DIRECTIONS:
Wherever a line below holds the word "label", copy that line.

GIVEN INFORMATION:
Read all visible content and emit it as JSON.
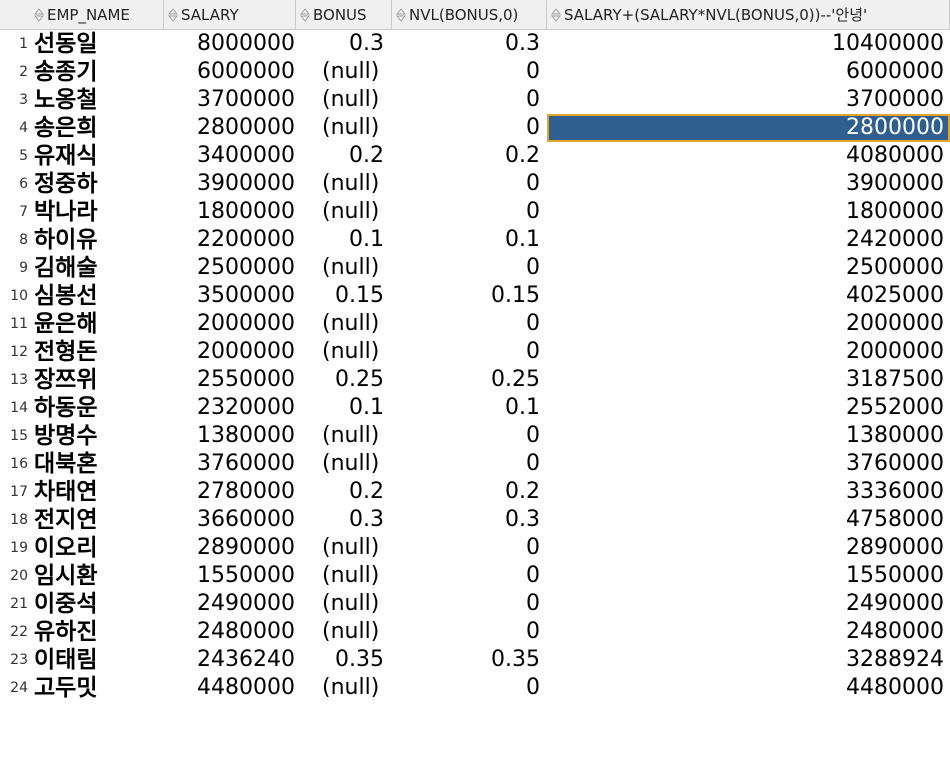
{
  "columns": [
    {
      "key": "name",
      "label": "EMP_NAME"
    },
    {
      "key": "salary",
      "label": "SALARY"
    },
    {
      "key": "bonus",
      "label": "BONUS"
    },
    {
      "key": "nvl",
      "label": "NVL(BONUS,0)"
    },
    {
      "key": "expr",
      "label": "SALARY+(SALARY*NVL(BONUS,0))--'안녕'"
    }
  ],
  "selected_row": 4,
  "rows": [
    {
      "num": "1",
      "name": "선동일",
      "salary": "8000000",
      "bonus": "0.3",
      "nvl": "0.3",
      "expr": "10400000"
    },
    {
      "num": "2",
      "name": "송종기",
      "salary": "6000000",
      "bonus": "(null)",
      "nvl": "0",
      "expr": "6000000"
    },
    {
      "num": "3",
      "name": "노옹철",
      "salary": "3700000",
      "bonus": "(null)",
      "nvl": "0",
      "expr": "3700000"
    },
    {
      "num": "4",
      "name": "송은희",
      "salary": "2800000",
      "bonus": "(null)",
      "nvl": "0",
      "expr": "2800000"
    },
    {
      "num": "5",
      "name": "유재식",
      "salary": "3400000",
      "bonus": "0.2",
      "nvl": "0.2",
      "expr": "4080000"
    },
    {
      "num": "6",
      "name": "정중하",
      "salary": "3900000",
      "bonus": "(null)",
      "nvl": "0",
      "expr": "3900000"
    },
    {
      "num": "7",
      "name": "박나라",
      "salary": "1800000",
      "bonus": "(null)",
      "nvl": "0",
      "expr": "1800000"
    },
    {
      "num": "8",
      "name": "하이유",
      "salary": "2200000",
      "bonus": "0.1",
      "nvl": "0.1",
      "expr": "2420000"
    },
    {
      "num": "9",
      "name": "김해술",
      "salary": "2500000",
      "bonus": "(null)",
      "nvl": "0",
      "expr": "2500000"
    },
    {
      "num": "10",
      "name": "심봉선",
      "salary": "3500000",
      "bonus": "0.15",
      "nvl": "0.15",
      "expr": "4025000"
    },
    {
      "num": "11",
      "name": "윤은해",
      "salary": "2000000",
      "bonus": "(null)",
      "nvl": "0",
      "expr": "2000000"
    },
    {
      "num": "12",
      "name": "전형돈",
      "salary": "2000000",
      "bonus": "(null)",
      "nvl": "0",
      "expr": "2000000"
    },
    {
      "num": "13",
      "name": "장쯔위",
      "salary": "2550000",
      "bonus": "0.25",
      "nvl": "0.25",
      "expr": "3187500"
    },
    {
      "num": "14",
      "name": "하동운",
      "salary": "2320000",
      "bonus": "0.1",
      "nvl": "0.1",
      "expr": "2552000"
    },
    {
      "num": "15",
      "name": "방명수",
      "salary": "1380000",
      "bonus": "(null)",
      "nvl": "0",
      "expr": "1380000"
    },
    {
      "num": "16",
      "name": "대북혼",
      "salary": "3760000",
      "bonus": "(null)",
      "nvl": "0",
      "expr": "3760000"
    },
    {
      "num": "17",
      "name": "차태연",
      "salary": "2780000",
      "bonus": "0.2",
      "nvl": "0.2",
      "expr": "3336000"
    },
    {
      "num": "18",
      "name": "전지연",
      "salary": "3660000",
      "bonus": "0.3",
      "nvl": "0.3",
      "expr": "4758000"
    },
    {
      "num": "19",
      "name": "이오리",
      "salary": "2890000",
      "bonus": "(null)",
      "nvl": "0",
      "expr": "2890000"
    },
    {
      "num": "20",
      "name": "임시환",
      "salary": "1550000",
      "bonus": "(null)",
      "nvl": "0",
      "expr": "1550000"
    },
    {
      "num": "21",
      "name": "이중석",
      "salary": "2490000",
      "bonus": "(null)",
      "nvl": "0",
      "expr": "2490000"
    },
    {
      "num": "22",
      "name": "유하진",
      "salary": "2480000",
      "bonus": "(null)",
      "nvl": "0",
      "expr": "2480000"
    },
    {
      "num": "23",
      "name": "이태림",
      "salary": "2436240",
      "bonus": "0.35",
      "nvl": "0.35",
      "expr": "3288924"
    },
    {
      "num": "24",
      "name": "고두밋",
      "salary": "4480000",
      "bonus": "(null)",
      "nvl": "0",
      "expr": "4480000"
    }
  ]
}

COMPLETE RESPONSE:
      "label": "EMP_NAME"
      "label": "SALARY"
      "label": "BONUS"
      "label": "NVL(BONUS,0)"
      "label": "SALARY+(SALARY*NVL(BONUS,0))--'안녕'"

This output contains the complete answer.